» **THE TASK**:
Set down all of the data exactly as it appears.

╭─ RECORD EXCERPTS

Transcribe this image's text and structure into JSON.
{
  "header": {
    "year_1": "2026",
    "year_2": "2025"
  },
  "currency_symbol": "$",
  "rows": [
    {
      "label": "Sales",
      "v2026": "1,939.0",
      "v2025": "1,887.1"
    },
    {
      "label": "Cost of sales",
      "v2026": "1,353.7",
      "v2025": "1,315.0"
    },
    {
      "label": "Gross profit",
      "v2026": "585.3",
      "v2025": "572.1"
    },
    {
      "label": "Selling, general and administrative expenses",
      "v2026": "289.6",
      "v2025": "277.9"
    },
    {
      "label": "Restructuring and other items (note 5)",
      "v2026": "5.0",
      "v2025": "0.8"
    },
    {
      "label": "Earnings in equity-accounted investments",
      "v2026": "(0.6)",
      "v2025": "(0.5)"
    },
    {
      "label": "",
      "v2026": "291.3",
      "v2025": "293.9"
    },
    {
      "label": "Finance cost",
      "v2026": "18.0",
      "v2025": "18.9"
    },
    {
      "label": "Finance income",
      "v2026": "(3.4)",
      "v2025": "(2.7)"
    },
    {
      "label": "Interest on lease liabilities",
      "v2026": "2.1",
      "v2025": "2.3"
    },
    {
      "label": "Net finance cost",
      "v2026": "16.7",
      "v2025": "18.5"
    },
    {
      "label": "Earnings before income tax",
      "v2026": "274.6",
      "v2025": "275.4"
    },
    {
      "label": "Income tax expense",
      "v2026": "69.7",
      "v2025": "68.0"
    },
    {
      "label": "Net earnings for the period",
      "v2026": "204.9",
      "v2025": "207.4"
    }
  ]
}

╰─

» **RESULT**:
Transcribe this image's text and structure into JSON.
{
  "header": {
    "year_1": "2026",
    "year_2": "2025"
  },
  "currency_symbol": "$",
  "rows": [
    {
      "label": "Sales",
      "v2026": "1,939.0",
      "v2025": "1,887.1"
    },
    {
      "label": "Cost of sales",
      "v2026": "1,353.7",
      "v2025": "1,315.0"
    },
    {
      "label": "Gross profit",
      "v2026": "585.3",
      "v2025": "572.1"
    },
    {
      "label": "Selling, general and administrative expenses",
      "v2026": "289.6",
      "v2025": "277.9"
    },
    {
      "label": "Restructuring and other items (note 5)",
      "v2026": "5.0",
      "v2025": "0.8"
    },
    {
      "label": "Earnings in equity-accounted investments",
      "v2026": "(0.6)",
      "v2025": "(0.5)"
    },
    {
      "label": "",
      "v2026": "291.3",
      "v2025": "293.9"
    },
    {
      "label": "Finance cost",
      "v2026": "18.0",
      "v2025": "18.9"
    },
    {
      "label": "Finance income",
      "v2026": "(3.4)",
      "v2025": "(2.7)"
    },
    {
      "label": "Interest on lease liabilities",
      "v2026": "2.1",
      "v2025": "2.3"
    },
    {
      "label": "Net finance cost",
      "v2026": "16.7",
      "v2025": "18.5"
    },
    {
      "label": "Earnings before income tax",
      "v2026": "274.6",
      "v2025": "275.4"
    },
    {
      "label": "Income tax expense",
      "v2026": "69.7",
      "v2025": "68.0"
    },
    {
      "label": "Net earnings for the period",
      "v2026": "204.9",
      "v2025": "207.4"
    }
  ]
}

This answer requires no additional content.